── Extracted data
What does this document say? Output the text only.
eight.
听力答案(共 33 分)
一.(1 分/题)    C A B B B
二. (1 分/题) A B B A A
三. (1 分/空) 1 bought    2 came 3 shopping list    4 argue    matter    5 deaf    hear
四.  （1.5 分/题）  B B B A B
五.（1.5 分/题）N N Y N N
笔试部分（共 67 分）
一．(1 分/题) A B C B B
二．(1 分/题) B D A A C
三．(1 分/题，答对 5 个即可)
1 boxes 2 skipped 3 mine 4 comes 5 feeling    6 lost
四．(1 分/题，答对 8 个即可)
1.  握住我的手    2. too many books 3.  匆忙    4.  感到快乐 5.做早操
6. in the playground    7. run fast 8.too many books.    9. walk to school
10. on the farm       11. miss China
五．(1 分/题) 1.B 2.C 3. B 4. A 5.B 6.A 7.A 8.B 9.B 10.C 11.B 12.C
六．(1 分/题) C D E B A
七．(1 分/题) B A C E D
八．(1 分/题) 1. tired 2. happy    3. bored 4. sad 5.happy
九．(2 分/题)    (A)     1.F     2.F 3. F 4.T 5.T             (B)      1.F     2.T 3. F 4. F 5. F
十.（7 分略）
────
Directions: Across the material above, how many lines include the string "books"? Only the number is wanted.

Answer to this problem: 2